------ DATA ------
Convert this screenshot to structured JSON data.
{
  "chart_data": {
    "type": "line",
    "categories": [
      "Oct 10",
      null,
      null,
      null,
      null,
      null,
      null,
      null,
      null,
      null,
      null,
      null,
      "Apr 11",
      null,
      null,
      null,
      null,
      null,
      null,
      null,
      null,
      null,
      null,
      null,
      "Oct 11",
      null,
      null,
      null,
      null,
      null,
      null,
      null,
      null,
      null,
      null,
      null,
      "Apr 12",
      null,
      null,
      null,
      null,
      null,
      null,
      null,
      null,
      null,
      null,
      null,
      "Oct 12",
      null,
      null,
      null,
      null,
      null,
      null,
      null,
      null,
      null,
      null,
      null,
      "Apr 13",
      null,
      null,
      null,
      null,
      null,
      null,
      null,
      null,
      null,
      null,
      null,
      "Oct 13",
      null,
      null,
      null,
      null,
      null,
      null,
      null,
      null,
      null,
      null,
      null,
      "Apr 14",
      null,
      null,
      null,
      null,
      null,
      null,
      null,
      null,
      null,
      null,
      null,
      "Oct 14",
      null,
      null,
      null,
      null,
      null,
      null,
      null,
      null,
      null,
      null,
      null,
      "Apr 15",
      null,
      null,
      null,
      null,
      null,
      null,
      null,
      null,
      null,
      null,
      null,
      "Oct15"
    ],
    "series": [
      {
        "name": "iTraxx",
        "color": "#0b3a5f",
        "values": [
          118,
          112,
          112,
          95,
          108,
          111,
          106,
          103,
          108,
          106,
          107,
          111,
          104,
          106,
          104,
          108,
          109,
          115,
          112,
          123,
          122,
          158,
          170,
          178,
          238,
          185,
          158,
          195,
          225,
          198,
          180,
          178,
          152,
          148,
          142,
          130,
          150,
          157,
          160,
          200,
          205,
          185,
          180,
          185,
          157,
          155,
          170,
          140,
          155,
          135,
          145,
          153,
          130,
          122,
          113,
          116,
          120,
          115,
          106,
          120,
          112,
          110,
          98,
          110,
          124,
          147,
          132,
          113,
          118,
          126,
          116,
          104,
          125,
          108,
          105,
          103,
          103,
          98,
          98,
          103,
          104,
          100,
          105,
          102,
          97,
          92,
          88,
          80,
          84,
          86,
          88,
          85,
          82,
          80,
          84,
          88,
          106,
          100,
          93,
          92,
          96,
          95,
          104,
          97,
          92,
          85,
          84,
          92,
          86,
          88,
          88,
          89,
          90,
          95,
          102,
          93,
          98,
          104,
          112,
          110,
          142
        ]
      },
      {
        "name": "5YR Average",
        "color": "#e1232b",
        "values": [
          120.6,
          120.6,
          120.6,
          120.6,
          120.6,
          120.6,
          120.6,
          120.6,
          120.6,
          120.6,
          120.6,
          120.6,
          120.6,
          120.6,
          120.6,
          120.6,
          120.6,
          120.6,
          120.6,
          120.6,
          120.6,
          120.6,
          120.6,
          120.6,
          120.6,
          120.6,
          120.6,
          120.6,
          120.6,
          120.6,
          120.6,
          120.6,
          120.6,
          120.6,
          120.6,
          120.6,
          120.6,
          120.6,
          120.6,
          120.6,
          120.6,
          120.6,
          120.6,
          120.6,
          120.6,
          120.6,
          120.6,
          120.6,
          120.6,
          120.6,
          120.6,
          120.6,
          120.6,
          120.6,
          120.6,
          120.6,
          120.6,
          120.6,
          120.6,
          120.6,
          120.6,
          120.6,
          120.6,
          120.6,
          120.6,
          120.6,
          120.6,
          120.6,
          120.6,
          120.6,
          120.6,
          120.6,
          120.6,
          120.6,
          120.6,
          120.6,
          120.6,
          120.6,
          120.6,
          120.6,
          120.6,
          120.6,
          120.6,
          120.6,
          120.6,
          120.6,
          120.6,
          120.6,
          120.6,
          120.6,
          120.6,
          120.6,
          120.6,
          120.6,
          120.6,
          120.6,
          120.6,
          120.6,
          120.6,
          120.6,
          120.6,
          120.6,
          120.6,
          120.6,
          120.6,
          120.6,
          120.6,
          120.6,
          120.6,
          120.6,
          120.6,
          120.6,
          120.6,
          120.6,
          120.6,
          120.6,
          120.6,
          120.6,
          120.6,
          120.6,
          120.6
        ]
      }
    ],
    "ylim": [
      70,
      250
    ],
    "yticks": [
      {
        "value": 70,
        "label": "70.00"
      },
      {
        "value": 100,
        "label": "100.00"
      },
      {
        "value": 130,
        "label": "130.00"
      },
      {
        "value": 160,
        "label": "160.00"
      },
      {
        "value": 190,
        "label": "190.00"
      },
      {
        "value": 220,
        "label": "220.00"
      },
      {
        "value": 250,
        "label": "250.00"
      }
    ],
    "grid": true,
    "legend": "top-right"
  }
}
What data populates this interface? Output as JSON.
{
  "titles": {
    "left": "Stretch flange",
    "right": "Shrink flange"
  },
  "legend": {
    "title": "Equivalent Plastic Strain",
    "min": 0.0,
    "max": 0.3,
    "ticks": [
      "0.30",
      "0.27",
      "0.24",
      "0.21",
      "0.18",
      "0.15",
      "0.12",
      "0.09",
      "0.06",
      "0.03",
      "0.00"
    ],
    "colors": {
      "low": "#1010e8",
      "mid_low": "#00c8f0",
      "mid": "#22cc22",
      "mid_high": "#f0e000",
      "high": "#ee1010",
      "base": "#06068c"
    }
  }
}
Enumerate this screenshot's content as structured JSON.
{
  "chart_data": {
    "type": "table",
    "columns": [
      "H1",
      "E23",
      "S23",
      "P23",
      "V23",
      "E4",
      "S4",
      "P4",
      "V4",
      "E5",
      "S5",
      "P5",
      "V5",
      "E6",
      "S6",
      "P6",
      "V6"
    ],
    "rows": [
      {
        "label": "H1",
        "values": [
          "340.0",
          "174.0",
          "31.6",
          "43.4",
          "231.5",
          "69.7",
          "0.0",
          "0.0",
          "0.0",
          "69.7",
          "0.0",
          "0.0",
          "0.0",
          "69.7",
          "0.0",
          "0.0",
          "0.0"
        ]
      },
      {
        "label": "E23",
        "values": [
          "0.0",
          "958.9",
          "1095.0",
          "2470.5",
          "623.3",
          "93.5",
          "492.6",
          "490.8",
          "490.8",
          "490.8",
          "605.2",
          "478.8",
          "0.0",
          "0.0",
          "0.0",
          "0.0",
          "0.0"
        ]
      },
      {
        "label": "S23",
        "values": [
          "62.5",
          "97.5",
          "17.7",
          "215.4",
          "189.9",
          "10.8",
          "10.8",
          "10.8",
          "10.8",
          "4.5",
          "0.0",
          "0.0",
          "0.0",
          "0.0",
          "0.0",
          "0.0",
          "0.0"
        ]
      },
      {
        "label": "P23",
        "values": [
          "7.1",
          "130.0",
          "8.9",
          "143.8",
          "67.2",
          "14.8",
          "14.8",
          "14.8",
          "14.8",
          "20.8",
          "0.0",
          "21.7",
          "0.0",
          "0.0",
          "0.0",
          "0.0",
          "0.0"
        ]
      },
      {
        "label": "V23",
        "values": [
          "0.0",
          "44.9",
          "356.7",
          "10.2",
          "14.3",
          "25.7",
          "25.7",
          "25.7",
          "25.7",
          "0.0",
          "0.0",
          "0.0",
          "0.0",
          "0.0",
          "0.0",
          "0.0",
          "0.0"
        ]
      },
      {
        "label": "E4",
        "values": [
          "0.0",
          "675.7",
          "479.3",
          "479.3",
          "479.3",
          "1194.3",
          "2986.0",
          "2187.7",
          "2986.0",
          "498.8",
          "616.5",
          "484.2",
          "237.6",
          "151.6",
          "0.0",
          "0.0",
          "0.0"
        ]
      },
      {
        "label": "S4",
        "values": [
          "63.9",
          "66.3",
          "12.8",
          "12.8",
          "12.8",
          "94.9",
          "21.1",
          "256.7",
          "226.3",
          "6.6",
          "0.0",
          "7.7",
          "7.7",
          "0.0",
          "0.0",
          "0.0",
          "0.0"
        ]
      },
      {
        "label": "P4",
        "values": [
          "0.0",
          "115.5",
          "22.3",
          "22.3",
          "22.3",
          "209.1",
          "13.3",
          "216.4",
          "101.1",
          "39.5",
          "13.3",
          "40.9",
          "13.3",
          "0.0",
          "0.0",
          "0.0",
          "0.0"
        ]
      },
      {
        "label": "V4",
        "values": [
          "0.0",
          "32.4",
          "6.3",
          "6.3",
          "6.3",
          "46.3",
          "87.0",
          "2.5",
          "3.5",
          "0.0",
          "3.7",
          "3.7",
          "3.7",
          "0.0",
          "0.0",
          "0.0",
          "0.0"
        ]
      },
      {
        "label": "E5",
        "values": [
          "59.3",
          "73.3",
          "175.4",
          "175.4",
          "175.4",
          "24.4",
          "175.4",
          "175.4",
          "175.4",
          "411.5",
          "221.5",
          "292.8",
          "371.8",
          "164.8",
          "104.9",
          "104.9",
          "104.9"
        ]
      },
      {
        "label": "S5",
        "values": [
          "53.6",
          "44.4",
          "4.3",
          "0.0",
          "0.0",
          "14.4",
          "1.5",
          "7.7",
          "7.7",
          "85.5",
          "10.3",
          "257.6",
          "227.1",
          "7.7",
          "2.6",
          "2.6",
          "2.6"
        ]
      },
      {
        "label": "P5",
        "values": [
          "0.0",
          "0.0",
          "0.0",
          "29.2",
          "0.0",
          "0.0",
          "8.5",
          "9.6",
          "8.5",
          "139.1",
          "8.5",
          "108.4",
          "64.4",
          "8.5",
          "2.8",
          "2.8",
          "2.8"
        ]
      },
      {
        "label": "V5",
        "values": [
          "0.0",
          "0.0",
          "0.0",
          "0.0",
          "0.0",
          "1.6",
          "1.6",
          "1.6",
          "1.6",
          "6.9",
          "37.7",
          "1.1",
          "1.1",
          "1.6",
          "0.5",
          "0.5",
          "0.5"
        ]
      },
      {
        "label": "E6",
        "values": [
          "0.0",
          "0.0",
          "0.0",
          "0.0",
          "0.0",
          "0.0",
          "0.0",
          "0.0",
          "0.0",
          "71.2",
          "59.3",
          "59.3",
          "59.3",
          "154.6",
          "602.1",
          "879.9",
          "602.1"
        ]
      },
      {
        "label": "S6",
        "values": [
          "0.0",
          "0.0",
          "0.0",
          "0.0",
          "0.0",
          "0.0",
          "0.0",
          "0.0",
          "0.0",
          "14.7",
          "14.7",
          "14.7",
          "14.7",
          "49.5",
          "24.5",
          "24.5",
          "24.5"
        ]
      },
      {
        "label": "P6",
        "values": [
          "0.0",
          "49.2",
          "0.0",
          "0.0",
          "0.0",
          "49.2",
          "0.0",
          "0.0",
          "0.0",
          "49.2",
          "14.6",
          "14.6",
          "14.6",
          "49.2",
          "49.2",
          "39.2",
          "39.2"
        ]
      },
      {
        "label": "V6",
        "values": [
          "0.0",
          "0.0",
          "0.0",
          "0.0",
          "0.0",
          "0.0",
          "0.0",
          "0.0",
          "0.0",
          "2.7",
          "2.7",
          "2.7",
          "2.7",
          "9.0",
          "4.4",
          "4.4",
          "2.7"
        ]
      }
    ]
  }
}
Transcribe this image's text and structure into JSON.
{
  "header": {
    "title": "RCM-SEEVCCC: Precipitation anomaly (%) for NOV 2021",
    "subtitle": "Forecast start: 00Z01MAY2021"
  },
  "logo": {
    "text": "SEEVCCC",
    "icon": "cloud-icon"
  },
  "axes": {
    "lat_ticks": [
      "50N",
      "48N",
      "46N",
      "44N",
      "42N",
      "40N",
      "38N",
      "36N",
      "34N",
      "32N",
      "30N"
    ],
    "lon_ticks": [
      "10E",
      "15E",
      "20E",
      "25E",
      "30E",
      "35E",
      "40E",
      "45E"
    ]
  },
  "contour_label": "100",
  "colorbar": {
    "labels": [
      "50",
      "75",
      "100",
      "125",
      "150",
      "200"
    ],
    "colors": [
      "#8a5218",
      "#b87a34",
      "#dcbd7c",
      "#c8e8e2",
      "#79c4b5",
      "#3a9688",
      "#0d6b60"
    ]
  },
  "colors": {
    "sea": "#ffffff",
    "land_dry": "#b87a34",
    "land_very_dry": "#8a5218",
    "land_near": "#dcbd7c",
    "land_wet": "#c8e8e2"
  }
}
------
# [GOAL]
Locate the lines above that hold the word "right". Show every one of them.

# [OUTPUT]
    "legend": "top-right"
    "right": "Shrink flange"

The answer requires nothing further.